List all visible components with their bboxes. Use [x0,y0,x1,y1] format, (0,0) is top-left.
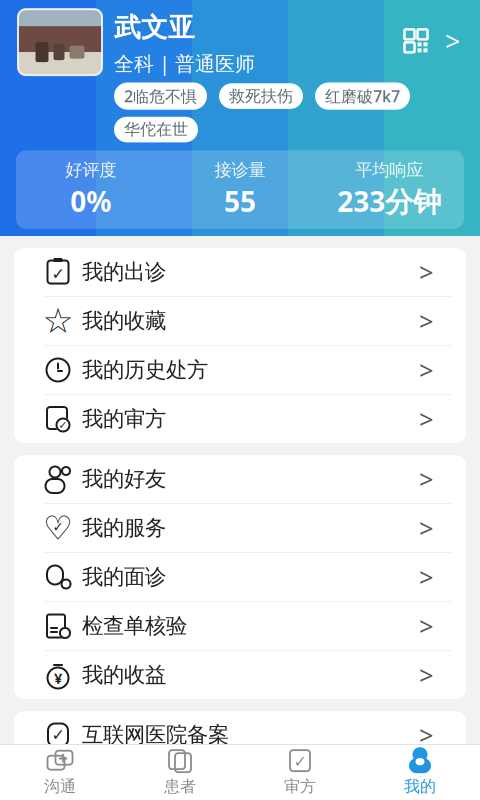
staticText: 我的面诊 [82,564,166,590]
button[interactable]: ¥ [14,651,466,699]
button[interactable]: ✓ [240,745,360,800]
staticText: 233分钟 [337,183,441,220]
staticText: 好评度 [65,159,116,181]
button[interactable]: ✓ [14,248,466,296]
staticText: 沟通 [44,777,76,796]
button[interactable]: ☆ [14,297,466,345]
staticText: > [419,658,433,692]
button[interactable]: 🛡 [14,711,466,759]
staticText: 我的服务 [82,515,166,541]
staticText: 平均响应 [355,159,423,181]
staticText: > [419,353,433,387]
button[interactable]: 患者 [120,745,240,800]
staticText: ¥ [54,668,62,688]
staticText: 全科 | 普通医师 [114,50,255,76]
staticText: 检查单核验 [82,613,187,639]
staticText: 我的收藏 [82,308,166,334]
button[interactable]: 我的面诊 [14,553,466,601]
staticText: ✓ [294,753,306,771]
button[interactable]: 扫码 / 个人资料 [403,0,480,59]
staticText: 我的好友 [82,466,166,492]
staticText: 我的审方 [82,406,166,432]
button[interactable]: 我的好友 [14,455,466,503]
button[interactable]: 检查单核验 [14,602,466,650]
staticText: ♡ [43,509,73,547]
button[interactable]: 我的历史处方 [14,346,466,394]
staticText: ✓ [52,726,64,744]
staticText: 患者 [164,777,196,796]
staticText: 武文亚 [114,11,195,44]
button[interactable]: + [0,745,120,800]
button[interactable]: 我的 [360,745,480,800]
staticText: 红磨破7k7 [325,86,400,107]
staticText: ✓ [52,519,64,534]
staticText: 0% [70,183,111,220]
staticText: 我的出诊 [82,259,166,285]
staticText: 救死扶伤 [229,86,293,106]
staticText: ☆ [42,301,74,341]
staticText: 互联网医院备案 [82,722,229,748]
staticText: > [419,462,433,496]
button[interactable]: ✓ [14,395,466,443]
staticText: 55 [224,183,256,220]
staticText: + [58,746,68,769]
staticText: 审方 [284,777,316,796]
staticText: > [419,402,433,436]
staticText: ✓ [58,419,68,431]
staticText: > [419,718,433,752]
staticText: 我的历史处方 [82,357,208,383]
staticText: 接诊量 [214,159,266,181]
staticText: > [419,511,433,545]
staticText: > [445,23,460,59]
staticText: 华佗在世 [124,120,188,139]
button[interactable]: ♡ [14,504,466,552]
staticText: 我的收益 [82,662,166,688]
staticText: > [419,255,433,289]
staticText: > [419,560,433,594]
staticText: ✓ [52,265,64,283]
staticText: > [419,304,433,338]
staticText: > [419,609,433,643]
staticText: 我的 [404,777,436,796]
staticText: 2临危不惧 [124,86,197,107]
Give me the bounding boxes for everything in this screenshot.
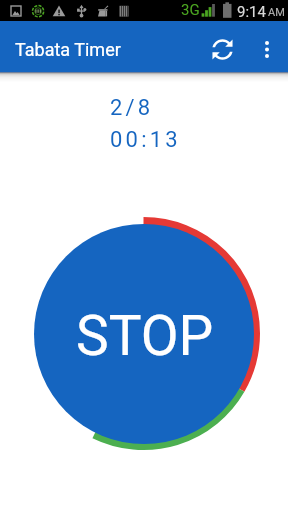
staticText: 9:14 [237,3,266,21]
button[interactable]: Refresh [198,25,246,73]
button[interactable]: STOP [34,224,254,444]
staticText: Tabata Timer [15,39,121,60]
button[interactable]: More options [245,25,288,73]
staticText: 2/8 [110,95,154,121]
staticText: 3G [181,1,200,19]
staticText: STOP [76,304,214,368]
staticText: AM [268,6,285,19]
staticText: 00:13 [110,127,181,153]
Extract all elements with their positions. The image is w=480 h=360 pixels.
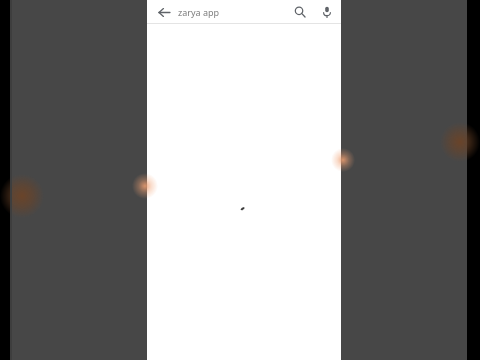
button[interactable]: Voice search <box>316 1 338 23</box>
staticText: zarya app <box>178 6 220 18</box>
button[interactable]: zarya app <box>178 0 289 24</box>
button[interactable]: Search <box>289 1 311 23</box>
button[interactable]: Back <box>154 2 174 22</box>
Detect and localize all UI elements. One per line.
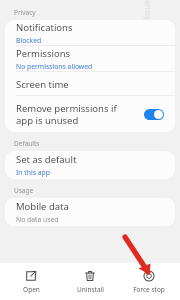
staticText: themepage.com <box>142 0 154 54</box>
button[interactable]: Remove permissions if app is unused <box>5 96 175 132</box>
staticText: Mobile data <box>16 200 164 213</box>
staticText: Set as default <box>16 153 164 166</box>
staticText: Defaults <box>14 139 40 148</box>
staticText: Open <box>23 285 40 294</box>
button[interactable]: Notifications <box>5 20 175 46</box>
staticText: Notifications <box>16 21 164 34</box>
button[interactable]: Mobile data <box>5 198 175 226</box>
staticText: Permissions <box>16 47 164 60</box>
button[interactable]: Uninstall <box>62 263 118 300</box>
button[interactable]: Force stop <box>121 263 177 300</box>
button[interactable]: Screen time <box>5 72 175 96</box>
staticText: In this app <box>16 168 50 177</box>
staticText: Force stop <box>133 285 165 294</box>
staticText: Usage <box>14 186 34 195</box>
staticText: Screen time <box>16 78 164 91</box>
button[interactable]: Open <box>3 263 59 300</box>
staticText: No permissions allowed <box>16 62 93 71</box>
staticText: No data used <box>16 215 59 224</box>
staticText: Privacy <box>14 8 36 17</box>
staticText: Uninstall <box>77 285 104 294</box>
staticText: Blocked <box>16 36 42 45</box>
button[interactable]: Toggle remove permissions <box>144 109 164 120</box>
staticText: Remove permissions if app is unused <box>16 102 134 127</box>
button[interactable]: Permissions <box>5 46 175 72</box>
button[interactable]: Set as default <box>5 151 175 179</box>
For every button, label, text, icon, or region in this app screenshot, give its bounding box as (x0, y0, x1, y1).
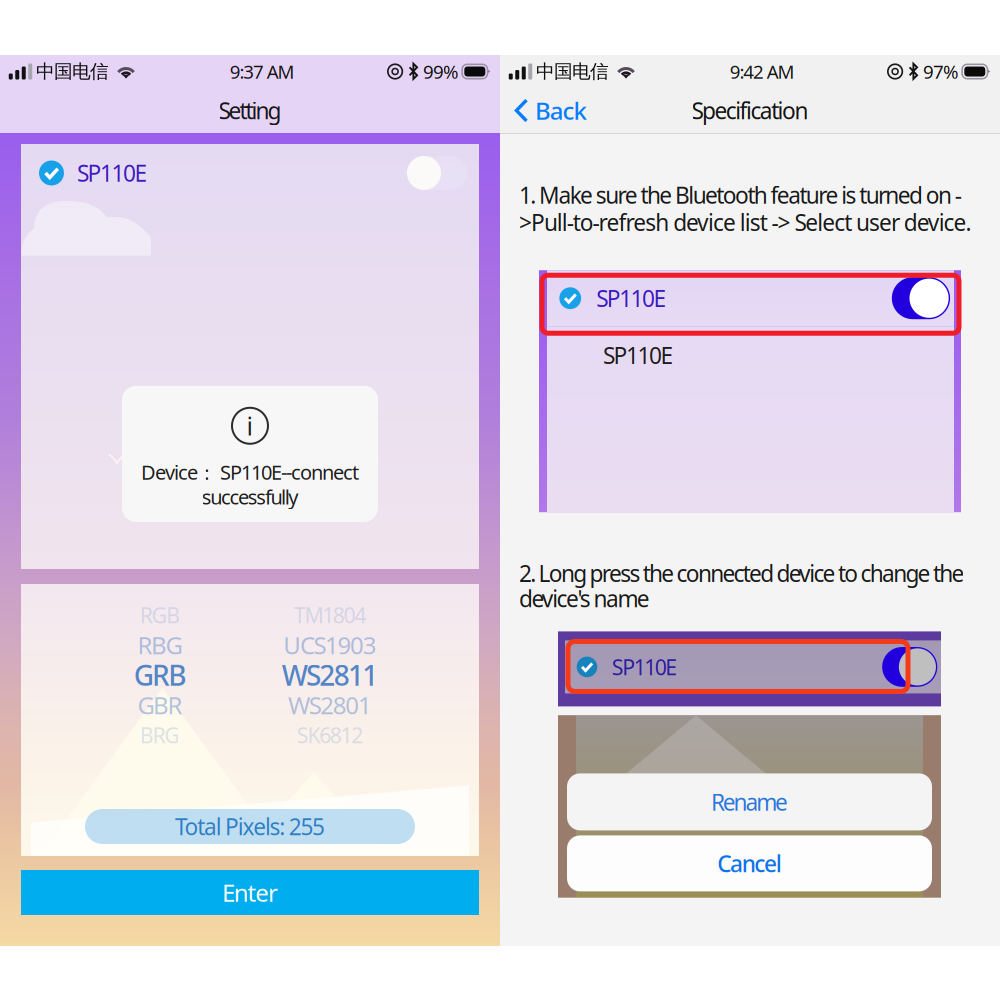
staticText: TM1804 (294, 601, 366, 629)
staticText: Setting (218, 95, 282, 126)
staticText: device's name (519, 583, 650, 613)
staticText: successfully (202, 483, 298, 510)
staticText: SP110E (77, 158, 148, 188)
staticText: BRG (140, 721, 180, 749)
staticText: 97% (923, 59, 959, 84)
button[interactable]: SP110E (21, 144, 479, 202)
staticText: RBG (137, 629, 182, 661)
staticText: Specification (692, 95, 808, 126)
button[interactable]: Cancel (558, 835, 941, 891)
staticText: WS2801 (288, 689, 372, 721)
staticText: 中国电信 (536, 60, 609, 83)
staticText: i (246, 409, 254, 443)
staticText: SP110E (603, 340, 674, 370)
staticText: SK6812 (297, 721, 363, 749)
button[interactable]: Total Pixels: 255 (21, 809, 479, 844)
staticText: SP110E (596, 283, 666, 313)
staticText: 2. Long press the connected device to ch… (519, 558, 964, 588)
staticText: 9:37 AM (230, 59, 294, 84)
staticText: Back (535, 95, 586, 126)
staticText: >Pull-to-refresh device list -> Select u… (519, 207, 972, 237)
staticText: 中国电信 (36, 60, 109, 83)
staticText: Total Pixels: 255 (175, 811, 325, 842)
staticText: Cancel (717, 848, 782, 878)
staticText: GBR (137, 689, 182, 721)
staticText: UCS1903 (283, 629, 377, 661)
staticText: GRB (134, 656, 186, 694)
staticText: WS2811 (282, 656, 378, 694)
staticText: Rename (711, 787, 788, 817)
button[interactable]: Enter (0, 870, 500, 915)
staticText: 1. Make sure the Bluetooth feature is tu… (519, 180, 962, 210)
staticText: SP110E (612, 653, 677, 681)
button[interactable]: Rename (558, 773, 941, 830)
button[interactable]: Back (500, 88, 600, 133)
staticText: Device： SP110E--connect (141, 459, 359, 486)
staticText: RGB (140, 601, 180, 629)
staticText: 9:42 AM (730, 59, 794, 84)
staticText: Enter (222, 877, 278, 908)
staticText: 99% (423, 59, 459, 84)
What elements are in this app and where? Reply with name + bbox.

■ **GIVEN TASK**
Repeat the lines above exactly, everything from the line containing "staticText: 9:14 [237,3,266,21]" down to the line containing "Detect and localize", both included, and leave the pictures out.

■ **OUTPUT**
staticText: 9:14 [237,3,266,21]
button[interactable]: Refresh [198,25,246,73]
button[interactable]: STOP [34,224,254,444]
staticText: Tabata Timer [15,39,121,60]
button[interactable]: More options [245,25,288,73]
staticText: 2/8 [110,95,154,121]
staticText: 3G [181,1,200,19]
staticText: STOP [76,304,214,368]
staticText: AM [268,6,285,19]
staticText: 00:13 [110,127,181,153]
Extract all elements with their positions. The image is w=480 h=360 pixels.
button[interactable]: Voice search <box>316 1 338 23</box>
staticText: zarya app <box>178 6 220 18</box>
button[interactable]: zarya app <box>178 0 289 24</box>
button[interactable]: Search <box>289 1 311 23</box>
button[interactable]: Back <box>154 2 174 22</box>
Detect and localize all UI elements. One per line.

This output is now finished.